* [Instructions to follow]
Filter out everything except lines holding "Completion".

─── Data lines

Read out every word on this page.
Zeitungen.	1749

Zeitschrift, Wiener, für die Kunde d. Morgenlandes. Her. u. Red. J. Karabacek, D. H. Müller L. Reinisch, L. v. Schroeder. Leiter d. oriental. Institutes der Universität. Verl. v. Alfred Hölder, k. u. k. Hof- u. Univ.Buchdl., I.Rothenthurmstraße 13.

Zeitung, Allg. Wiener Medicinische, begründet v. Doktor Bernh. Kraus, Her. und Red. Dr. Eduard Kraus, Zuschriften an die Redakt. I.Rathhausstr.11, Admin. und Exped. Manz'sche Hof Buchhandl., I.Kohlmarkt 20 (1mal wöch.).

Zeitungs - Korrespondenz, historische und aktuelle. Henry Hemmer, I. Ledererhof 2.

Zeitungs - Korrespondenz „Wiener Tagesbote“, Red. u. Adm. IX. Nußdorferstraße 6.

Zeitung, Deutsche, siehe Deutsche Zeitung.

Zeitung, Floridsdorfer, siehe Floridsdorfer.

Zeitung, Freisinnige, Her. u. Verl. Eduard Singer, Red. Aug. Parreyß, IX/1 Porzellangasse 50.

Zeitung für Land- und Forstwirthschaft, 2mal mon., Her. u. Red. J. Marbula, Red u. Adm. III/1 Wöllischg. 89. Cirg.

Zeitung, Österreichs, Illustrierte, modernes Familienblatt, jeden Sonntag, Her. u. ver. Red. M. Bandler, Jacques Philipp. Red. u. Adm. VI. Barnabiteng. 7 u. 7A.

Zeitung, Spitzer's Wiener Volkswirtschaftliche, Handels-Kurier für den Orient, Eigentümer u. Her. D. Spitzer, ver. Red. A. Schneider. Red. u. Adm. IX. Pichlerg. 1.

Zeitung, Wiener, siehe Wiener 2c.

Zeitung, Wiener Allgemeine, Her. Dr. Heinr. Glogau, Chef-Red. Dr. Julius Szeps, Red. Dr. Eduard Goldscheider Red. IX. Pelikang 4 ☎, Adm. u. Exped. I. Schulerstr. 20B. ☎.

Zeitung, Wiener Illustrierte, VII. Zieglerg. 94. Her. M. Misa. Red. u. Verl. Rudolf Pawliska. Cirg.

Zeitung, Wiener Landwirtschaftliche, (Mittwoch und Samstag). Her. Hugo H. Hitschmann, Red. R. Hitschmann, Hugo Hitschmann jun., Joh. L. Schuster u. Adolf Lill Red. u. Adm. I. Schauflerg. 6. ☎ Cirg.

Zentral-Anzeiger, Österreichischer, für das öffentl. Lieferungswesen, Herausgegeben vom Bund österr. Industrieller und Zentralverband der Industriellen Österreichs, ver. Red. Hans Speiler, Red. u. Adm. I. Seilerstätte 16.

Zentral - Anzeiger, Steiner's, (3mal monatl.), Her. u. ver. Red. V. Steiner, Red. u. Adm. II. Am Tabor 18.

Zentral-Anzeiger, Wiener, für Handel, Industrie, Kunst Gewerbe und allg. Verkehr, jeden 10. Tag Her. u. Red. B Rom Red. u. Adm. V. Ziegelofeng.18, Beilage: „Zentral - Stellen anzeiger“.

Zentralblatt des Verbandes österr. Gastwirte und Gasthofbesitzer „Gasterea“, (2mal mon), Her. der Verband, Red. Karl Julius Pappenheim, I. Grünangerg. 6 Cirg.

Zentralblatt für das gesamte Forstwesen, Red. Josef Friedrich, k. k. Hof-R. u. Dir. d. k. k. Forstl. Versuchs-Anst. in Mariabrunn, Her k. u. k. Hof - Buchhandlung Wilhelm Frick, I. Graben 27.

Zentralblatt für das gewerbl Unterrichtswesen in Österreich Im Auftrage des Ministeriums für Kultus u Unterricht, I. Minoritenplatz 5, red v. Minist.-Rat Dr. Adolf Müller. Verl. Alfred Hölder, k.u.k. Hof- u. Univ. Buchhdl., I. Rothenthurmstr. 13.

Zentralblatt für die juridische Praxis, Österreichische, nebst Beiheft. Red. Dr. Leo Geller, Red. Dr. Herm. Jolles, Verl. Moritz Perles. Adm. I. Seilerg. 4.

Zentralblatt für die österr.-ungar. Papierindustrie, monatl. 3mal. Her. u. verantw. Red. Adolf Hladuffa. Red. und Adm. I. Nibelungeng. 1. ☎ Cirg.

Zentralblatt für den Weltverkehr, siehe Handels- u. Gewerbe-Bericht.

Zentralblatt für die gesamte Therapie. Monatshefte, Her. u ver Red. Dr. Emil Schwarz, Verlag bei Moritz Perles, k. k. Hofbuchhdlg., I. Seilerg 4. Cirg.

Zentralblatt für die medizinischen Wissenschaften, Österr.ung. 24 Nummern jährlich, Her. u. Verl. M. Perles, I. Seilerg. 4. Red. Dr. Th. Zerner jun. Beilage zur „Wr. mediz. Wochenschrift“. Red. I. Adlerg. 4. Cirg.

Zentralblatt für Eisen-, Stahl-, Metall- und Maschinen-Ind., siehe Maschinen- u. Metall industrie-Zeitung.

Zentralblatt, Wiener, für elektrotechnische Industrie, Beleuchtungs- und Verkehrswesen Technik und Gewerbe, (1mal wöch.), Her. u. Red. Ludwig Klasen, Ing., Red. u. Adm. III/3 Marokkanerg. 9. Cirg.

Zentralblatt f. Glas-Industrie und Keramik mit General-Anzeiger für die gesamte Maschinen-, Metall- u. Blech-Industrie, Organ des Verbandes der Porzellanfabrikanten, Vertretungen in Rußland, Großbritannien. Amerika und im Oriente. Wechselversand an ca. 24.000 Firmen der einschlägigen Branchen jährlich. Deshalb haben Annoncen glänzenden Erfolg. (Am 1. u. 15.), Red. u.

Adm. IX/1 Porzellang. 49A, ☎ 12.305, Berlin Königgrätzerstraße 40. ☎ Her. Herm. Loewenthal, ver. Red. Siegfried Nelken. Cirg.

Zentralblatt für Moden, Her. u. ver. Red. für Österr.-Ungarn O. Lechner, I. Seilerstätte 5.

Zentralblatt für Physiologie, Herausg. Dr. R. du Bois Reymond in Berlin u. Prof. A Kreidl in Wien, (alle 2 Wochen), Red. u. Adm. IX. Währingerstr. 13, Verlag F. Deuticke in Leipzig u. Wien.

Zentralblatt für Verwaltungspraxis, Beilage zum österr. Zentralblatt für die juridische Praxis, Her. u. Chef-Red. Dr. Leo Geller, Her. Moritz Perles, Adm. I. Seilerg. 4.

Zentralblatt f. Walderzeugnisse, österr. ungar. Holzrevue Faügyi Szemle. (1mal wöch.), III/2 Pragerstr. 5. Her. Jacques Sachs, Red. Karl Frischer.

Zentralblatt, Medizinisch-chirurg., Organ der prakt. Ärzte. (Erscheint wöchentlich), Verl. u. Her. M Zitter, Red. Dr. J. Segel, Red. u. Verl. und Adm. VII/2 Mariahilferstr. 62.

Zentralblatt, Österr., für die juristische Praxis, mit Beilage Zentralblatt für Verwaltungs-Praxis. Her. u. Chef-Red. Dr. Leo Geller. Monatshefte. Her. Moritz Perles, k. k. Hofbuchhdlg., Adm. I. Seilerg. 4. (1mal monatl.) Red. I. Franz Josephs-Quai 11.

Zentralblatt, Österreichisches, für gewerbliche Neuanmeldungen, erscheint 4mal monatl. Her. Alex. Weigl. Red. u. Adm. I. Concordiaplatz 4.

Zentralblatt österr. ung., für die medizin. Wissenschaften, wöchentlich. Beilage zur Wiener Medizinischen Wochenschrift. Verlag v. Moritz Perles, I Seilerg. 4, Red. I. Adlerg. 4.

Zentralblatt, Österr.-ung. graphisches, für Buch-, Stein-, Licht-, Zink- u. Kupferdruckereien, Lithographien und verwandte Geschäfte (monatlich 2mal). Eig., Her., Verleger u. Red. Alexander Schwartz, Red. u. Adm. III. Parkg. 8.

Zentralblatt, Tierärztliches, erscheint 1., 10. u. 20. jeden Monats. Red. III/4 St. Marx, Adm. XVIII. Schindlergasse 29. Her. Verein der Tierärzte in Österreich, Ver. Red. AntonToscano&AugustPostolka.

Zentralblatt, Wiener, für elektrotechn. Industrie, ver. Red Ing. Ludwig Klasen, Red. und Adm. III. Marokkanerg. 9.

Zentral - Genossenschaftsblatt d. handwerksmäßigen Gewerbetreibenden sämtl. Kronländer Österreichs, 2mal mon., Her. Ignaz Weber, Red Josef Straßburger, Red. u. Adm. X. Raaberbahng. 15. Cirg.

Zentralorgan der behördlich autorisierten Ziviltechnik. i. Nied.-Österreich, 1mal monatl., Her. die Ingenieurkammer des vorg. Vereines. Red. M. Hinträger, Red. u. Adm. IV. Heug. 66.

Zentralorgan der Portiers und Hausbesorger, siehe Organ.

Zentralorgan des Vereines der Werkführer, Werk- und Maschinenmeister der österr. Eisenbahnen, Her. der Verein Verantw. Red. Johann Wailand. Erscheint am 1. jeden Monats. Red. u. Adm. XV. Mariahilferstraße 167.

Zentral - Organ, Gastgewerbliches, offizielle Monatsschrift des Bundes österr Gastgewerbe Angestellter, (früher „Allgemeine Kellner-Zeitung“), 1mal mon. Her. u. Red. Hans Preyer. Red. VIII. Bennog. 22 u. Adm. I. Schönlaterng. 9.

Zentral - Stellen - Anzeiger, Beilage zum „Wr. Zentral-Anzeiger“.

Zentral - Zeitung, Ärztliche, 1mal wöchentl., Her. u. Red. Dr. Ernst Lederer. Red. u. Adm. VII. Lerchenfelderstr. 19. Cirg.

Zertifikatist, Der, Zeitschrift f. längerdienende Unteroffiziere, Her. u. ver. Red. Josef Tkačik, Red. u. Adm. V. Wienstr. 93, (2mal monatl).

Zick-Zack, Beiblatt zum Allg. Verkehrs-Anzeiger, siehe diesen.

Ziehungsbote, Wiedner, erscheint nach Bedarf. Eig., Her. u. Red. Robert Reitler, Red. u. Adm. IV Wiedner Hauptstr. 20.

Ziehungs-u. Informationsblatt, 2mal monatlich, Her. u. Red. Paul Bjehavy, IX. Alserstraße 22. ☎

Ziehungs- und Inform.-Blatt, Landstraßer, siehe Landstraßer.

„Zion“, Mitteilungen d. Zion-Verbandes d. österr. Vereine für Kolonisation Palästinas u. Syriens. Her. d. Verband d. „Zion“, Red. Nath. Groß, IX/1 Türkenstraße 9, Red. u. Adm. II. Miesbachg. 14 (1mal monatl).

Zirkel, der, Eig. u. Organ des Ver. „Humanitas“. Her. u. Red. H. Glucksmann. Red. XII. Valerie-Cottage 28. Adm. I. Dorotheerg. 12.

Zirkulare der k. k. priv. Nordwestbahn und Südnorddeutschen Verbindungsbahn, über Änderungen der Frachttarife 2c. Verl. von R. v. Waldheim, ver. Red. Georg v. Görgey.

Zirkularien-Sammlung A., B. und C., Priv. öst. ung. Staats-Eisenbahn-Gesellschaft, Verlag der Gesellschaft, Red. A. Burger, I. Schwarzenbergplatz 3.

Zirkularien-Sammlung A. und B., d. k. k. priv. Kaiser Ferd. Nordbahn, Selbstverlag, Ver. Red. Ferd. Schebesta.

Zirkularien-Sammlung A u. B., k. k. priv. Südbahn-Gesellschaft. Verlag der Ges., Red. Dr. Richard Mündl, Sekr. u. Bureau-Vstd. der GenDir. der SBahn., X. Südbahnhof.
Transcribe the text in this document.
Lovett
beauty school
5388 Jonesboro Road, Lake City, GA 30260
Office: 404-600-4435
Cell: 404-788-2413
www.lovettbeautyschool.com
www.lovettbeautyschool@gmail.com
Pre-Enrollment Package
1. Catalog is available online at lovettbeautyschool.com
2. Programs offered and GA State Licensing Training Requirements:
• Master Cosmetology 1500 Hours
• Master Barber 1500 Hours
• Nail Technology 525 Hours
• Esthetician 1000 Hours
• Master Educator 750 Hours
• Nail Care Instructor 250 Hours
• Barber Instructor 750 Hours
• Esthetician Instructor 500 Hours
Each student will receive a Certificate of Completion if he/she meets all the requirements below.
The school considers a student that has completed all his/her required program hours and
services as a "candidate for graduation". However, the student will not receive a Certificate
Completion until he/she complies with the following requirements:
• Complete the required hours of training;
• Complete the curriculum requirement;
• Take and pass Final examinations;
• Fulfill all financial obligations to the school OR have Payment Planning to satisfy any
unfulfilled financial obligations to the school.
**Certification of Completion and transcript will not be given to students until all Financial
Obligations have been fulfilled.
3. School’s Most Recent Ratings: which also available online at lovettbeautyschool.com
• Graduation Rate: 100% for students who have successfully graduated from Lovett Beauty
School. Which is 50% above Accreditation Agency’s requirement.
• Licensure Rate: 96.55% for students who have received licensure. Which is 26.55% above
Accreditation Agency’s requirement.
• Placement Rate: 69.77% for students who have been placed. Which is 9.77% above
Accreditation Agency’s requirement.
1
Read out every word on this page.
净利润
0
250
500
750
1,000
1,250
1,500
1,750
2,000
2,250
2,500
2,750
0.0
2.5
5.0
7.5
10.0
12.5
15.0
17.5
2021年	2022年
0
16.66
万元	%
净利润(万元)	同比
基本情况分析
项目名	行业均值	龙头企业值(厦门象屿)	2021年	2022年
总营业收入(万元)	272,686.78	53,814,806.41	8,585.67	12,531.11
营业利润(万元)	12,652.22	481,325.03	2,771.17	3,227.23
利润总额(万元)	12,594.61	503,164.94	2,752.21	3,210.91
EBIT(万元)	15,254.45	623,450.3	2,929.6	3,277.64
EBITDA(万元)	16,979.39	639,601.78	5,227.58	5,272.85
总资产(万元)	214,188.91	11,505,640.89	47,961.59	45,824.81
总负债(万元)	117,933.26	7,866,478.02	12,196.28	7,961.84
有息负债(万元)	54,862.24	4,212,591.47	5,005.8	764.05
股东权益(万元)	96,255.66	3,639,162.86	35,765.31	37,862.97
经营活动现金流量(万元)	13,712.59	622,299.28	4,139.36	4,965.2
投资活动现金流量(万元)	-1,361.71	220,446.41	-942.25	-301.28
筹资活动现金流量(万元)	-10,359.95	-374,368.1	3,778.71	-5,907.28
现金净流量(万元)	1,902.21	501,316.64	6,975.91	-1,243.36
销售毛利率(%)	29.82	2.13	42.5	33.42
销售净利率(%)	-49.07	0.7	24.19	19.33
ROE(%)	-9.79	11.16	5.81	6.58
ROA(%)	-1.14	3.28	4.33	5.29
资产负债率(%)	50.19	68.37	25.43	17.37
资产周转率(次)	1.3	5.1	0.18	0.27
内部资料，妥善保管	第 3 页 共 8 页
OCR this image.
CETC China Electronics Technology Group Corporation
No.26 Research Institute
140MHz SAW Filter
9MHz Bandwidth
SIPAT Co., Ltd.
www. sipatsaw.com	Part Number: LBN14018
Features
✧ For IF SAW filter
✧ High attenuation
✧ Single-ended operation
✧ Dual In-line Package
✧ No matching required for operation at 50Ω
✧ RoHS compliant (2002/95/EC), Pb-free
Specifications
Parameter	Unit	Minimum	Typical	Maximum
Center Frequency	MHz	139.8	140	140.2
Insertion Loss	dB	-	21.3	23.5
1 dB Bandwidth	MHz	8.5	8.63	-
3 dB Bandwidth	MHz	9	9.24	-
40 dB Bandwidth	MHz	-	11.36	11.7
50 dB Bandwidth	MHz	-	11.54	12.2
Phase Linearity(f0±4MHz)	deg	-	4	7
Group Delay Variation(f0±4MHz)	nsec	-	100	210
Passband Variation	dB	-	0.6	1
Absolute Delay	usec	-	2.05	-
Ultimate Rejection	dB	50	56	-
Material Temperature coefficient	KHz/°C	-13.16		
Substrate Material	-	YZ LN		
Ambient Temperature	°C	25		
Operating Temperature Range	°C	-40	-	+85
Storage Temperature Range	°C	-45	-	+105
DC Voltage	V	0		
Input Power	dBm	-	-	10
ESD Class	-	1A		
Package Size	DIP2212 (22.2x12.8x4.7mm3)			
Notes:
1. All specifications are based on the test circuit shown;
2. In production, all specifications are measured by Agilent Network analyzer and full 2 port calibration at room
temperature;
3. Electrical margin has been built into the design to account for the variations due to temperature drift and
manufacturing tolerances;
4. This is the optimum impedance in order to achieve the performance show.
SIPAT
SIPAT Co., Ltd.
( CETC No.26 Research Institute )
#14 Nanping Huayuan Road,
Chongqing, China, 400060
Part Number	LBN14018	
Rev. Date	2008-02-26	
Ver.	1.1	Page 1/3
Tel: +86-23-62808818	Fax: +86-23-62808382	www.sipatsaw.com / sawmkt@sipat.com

──────

* [Written answer]
Each student will receive a Certificate of Completion if he/she meets all the requirements below.
Completion until he/she complies with the following requirements:
**Certification of Completion and transcript will not be given to students until all Financial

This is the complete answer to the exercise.